* START *

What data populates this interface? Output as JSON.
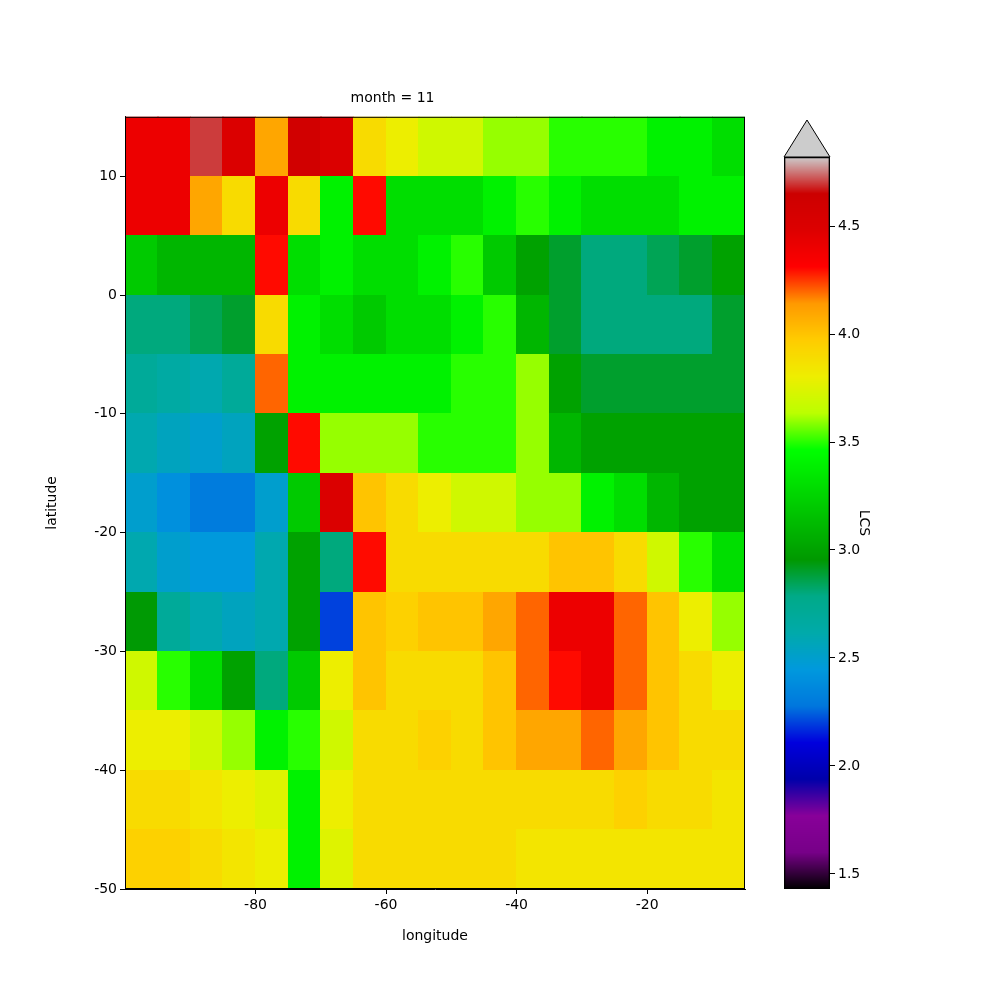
{
  "chart_data": {
    "type": "heatmap",
    "title": "month = 11",
    "x_label": "longitude",
    "y_label": "latitude",
    "x": [
      -97.5,
      -92.5,
      -87.5,
      -82.5,
      -77.5,
      -72.5,
      -67.5,
      -62.5,
      -57.5,
      -52.5,
      -47.5,
      -42.5,
      -37.5,
      -32.5,
      -27.5,
      -22.5,
      -17.5,
      -12.5,
      -7.5
    ],
    "y": [
      12.5,
      7.5,
      2.5,
      -2.5,
      -7.5,
      -12.5,
      -17.5,
      -22.5,
      -27.5,
      -32.5,
      -37.5,
      -42.5,
      -47.5
    ],
    "values": [
      [
        4.4,
        4.4,
        4.7,
        4.5,
        4.1,
        4.6,
        4.5,
        3.9,
        3.8,
        3.7,
        3.7,
        3.6,
        3.6,
        3.5,
        3.5,
        3.5,
        3.4,
        3.4,
        3.3
      ],
      [
        4.4,
        4.4,
        4.1,
        3.9,
        4.4,
        3.9,
        3.4,
        4.3,
        3.3,
        3.3,
        3.3,
        3.4,
        3.5,
        3.4,
        3.3,
        3.3,
        3.3,
        3.4,
        3.4
      ],
      [
        3.2,
        3.1,
        3.1,
        3.1,
        4.3,
        3.3,
        3.4,
        3.3,
        3.3,
        3.4,
        3.5,
        3.2,
        3.0,
        2.9,
        2.8,
        2.8,
        2.85,
        2.9,
        3.0
      ],
      [
        2.8,
        2.8,
        2.85,
        2.9,
        3.9,
        3.4,
        3.3,
        3.2,
        3.3,
        3.3,
        3.4,
        3.5,
        3.1,
        2.9,
        2.8,
        2.8,
        2.8,
        2.8,
        2.9
      ],
      [
        2.7,
        2.65,
        2.6,
        2.7,
        4.2,
        3.4,
        3.4,
        3.4,
        3.4,
        3.4,
        3.5,
        3.5,
        3.6,
        3.0,
        2.9,
        2.9,
        2.9,
        2.9,
        2.9
      ],
      [
        2.6,
        2.55,
        2.5,
        2.55,
        3.0,
        4.3,
        3.6,
        3.6,
        3.6,
        3.5,
        3.5,
        3.5,
        3.6,
        3.1,
        3.0,
        3.0,
        3.0,
        3.0,
        3.0
      ],
      [
        2.5,
        2.4,
        2.3,
        2.3,
        2.5,
        3.2,
        4.5,
        4.0,
        3.9,
        3.8,
        3.7,
        3.7,
        3.6,
        3.6,
        3.4,
        3.3,
        3.1,
        3.0,
        3.0
      ],
      [
        2.6,
        2.5,
        2.45,
        2.45,
        2.6,
        3.0,
        2.8,
        4.3,
        3.9,
        3.9,
        3.9,
        3.9,
        3.9,
        4.0,
        4.0,
        3.9,
        3.7,
        3.5,
        3.3
      ],
      [
        2.95,
        2.7,
        2.6,
        2.55,
        2.6,
        3.0,
        2.2,
        4.0,
        3.95,
        4.0,
        4.0,
        4.1,
        4.2,
        4.4,
        4.4,
        4.2,
        4.0,
        3.8,
        3.6
      ],
      [
        3.7,
        3.5,
        3.3,
        3.0,
        2.8,
        3.2,
        3.8,
        4.0,
        3.9,
        3.9,
        3.9,
        4.0,
        4.2,
        4.3,
        4.4,
        4.2,
        4.0,
        3.9,
        3.8
      ],
      [
        3.8,
        3.8,
        3.7,
        3.6,
        3.4,
        3.5,
        3.7,
        3.9,
        3.9,
        3.95,
        3.9,
        4.0,
        4.1,
        4.1,
        4.2,
        4.1,
        4.0,
        3.9,
        3.9
      ],
      [
        3.9,
        3.9,
        3.85,
        3.8,
        3.75,
        3.4,
        3.8,
        3.9,
        3.9,
        3.9,
        3.9,
        3.9,
        3.9,
        3.9,
        3.9,
        3.95,
        3.9,
        3.9,
        3.85
      ],
      [
        3.95,
        3.95,
        3.9,
        3.85,
        3.8,
        3.4,
        3.75,
        3.9,
        3.9,
        3.9,
        3.9,
        3.9,
        3.85,
        3.85,
        3.85,
        3.85,
        3.85,
        3.85,
        3.85
      ]
    ],
    "xlim": [
      -100,
      -5
    ],
    "ylim": [
      -50,
      15
    ],
    "xticks": [
      -80,
      -60,
      -40,
      -20
    ],
    "yticks": [
      -50,
      -40,
      -30,
      -20,
      -10,
      0,
      10
    ],
    "grid": false,
    "colorbar": {
      "label": "LCS",
      "range": [
        1.43,
        4.82
      ],
      "ticks": [
        1.5,
        {
          "value": 2,
          "label": "2.0"
        },
        2.5,
        {
          "value": 3,
          "label": "3.0"
        },
        3.5,
        {
          "value": 4,
          "label": "4.0"
        },
        4.5
      ]
    }
  }
}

* END *

▶ **JOB**
Transcribe all the lines above exactly, apart from the pictures.

▶ **EXERCISE OUTPUT**
What data populates this interface? Output as JSON.
{
  "chart_data": {
    "type": "heatmap",
    "title": "month = 11",
    "x_label": "longitude",
    "y_label": "latitude",
    "x": [
      -97.5,
      -92.5,
      -87.5,
      -82.5,
      -77.5,
      -72.5,
      -67.5,
      -62.5,
      -57.5,
      -52.5,
      -47.5,
      -42.5,
      -37.5,
      -32.5,
      -27.5,
      -22.5,
      -17.5,
      -12.5,
      -7.5
    ],
    "y": [
      12.5,
      7.5,
      2.5,
      -2.5,
      -7.5,
      -12.5,
      -17.5,
      -22.5,
      -27.5,
      -32.5,
      -37.5,
      -42.5,
      -47.5
    ],
    "values": [
      [
        4.4,
        4.4,
        4.7,
        4.5,
        4.1,
        4.6,
        4.5,
        3.9,
        3.8,
        3.7,
        3.7,
        3.6,
        3.6,
        3.5,
        3.5,
        3.5,
        3.4,
        3.4,
        3.3
      ],
      [
        4.4,
        4.4,
        4.1,
        3.9,
        4.4,
        3.9,
        3.4,
        4.3,
        3.3,
        3.3,
        3.3,
        3.4,
        3.5,
        3.4,
        3.3,
        3.3,
        3.3,
        3.4,
        3.4
      ],
      [
        3.2,
        3.1,
        3.1,
        3.1,
        4.3,
        3.3,
        3.4,
        3.3,
        3.3,
        3.4,
        3.5,
        3.2,
        3.0,
        2.9,
        2.8,
        2.8,
        2.85,
        2.9,
        3.0
      ],
      [
        2.8,
        2.8,
        2.85,
        2.9,
        3.9,
        3.4,
        3.3,
        3.2,
        3.3,
        3.3,
        3.4,
        3.5,
        3.1,
        2.9,
        2.8,
        2.8,
        2.8,
        2.8,
        2.9
      ],
      [
        2.7,
        2.65,
        2.6,
        2.7,
        4.2,
        3.4,
        3.4,
        3.4,
        3.4,
        3.4,
        3.5,
        3.5,
        3.6,
        3.0,
        2.9,
        2.9,
        2.9,
        2.9,
        2.9
      ],
      [
        2.6,
        2.55,
        2.5,
        2.55,
        3.0,
        4.3,
        3.6,
        3.6,
        3.6,
        3.5,
        3.5,
        3.5,
        3.6,
        3.1,
        3.0,
        3.0,
        3.0,
        3.0,
        3.0
      ],
      [
        2.5,
        2.4,
        2.3,
        2.3,
        2.5,
        3.2,
        4.5,
        4.0,
        3.9,
        3.8,
        3.7,
        3.7,
        3.6,
        3.6,
        3.4,
        3.3,
        3.1,
        3.0,
        3.0
      ],
      [
        2.6,
        2.5,
        2.45,
        2.45,
        2.6,
        3.0,
        2.8,
        4.3,
        3.9,
        3.9,
        3.9,
        3.9,
        3.9,
        4.0,
        4.0,
        3.9,
        3.7,
        3.5,
        3.3
      ],
      [
        2.95,
        2.7,
        2.6,
        2.55,
        2.6,
        3.0,
        2.2,
        4.0,
        3.95,
        4.0,
        4.0,
        4.1,
        4.2,
        4.4,
        4.4,
        4.2,
        4.0,
        3.8,
        3.6
      ],
      [
        3.7,
        3.5,
        3.3,
        3.0,
        2.8,
        3.2,
        3.8,
        4.0,
        3.9,
        3.9,
        3.9,
        4.0,
        4.2,
        4.3,
        4.4,
        4.2,
        4.0,
        3.9,
        3.8
      ],
      [
        3.8,
        3.8,
        3.7,
        3.6,
        3.4,
        3.5,
        3.7,
        3.9,
        3.9,
        3.95,
        3.9,
        4.0,
        4.1,
        4.1,
        4.2,
        4.1,
        4.0,
        3.9,
        3.9
      ],
      [
        3.9,
        3.9,
        3.85,
        3.8,
        3.75,
        3.4,
        3.8,
        3.9,
        3.9,
        3.9,
        3.9,
        3.9,
        3.9,
        3.9,
        3.9,
        3.95,
        3.9,
        3.9,
        3.85
      ],
      [
        3.95,
        3.95,
        3.9,
        3.85,
        3.8,
        3.4,
        3.75,
        3.9,
        3.9,
        3.9,
        3.9,
        3.9,
        3.85,
        3.85,
        3.85,
        3.85,
        3.85,
        3.85,
        3.85
      ]
    ],
    "xlim": [
      -100,
      -5
    ],
    "ylim": [
      -50,
      15
    ],
    "xticks": [
      -80,
      -60,
      -40,
      -20
    ],
    "yticks": [
      -50,
      -40,
      -30,
      -20,
      -10,
      0,
      10
    ],
    "grid": false,
    "colorbar": {
      "label": "LCS",
      "range": [
        1.43,
        4.82
      ],
      "ticks": [
        1.5,
        {
          "value": 2,
          "label": "2.0"
        },
        2.5,
        {
          "value": 3,
          "label": "3.0"
        },
        3.5,
        {
          "value": 4,
          "label": "4.0"
        },
        4.5
      ]
    }
  }
}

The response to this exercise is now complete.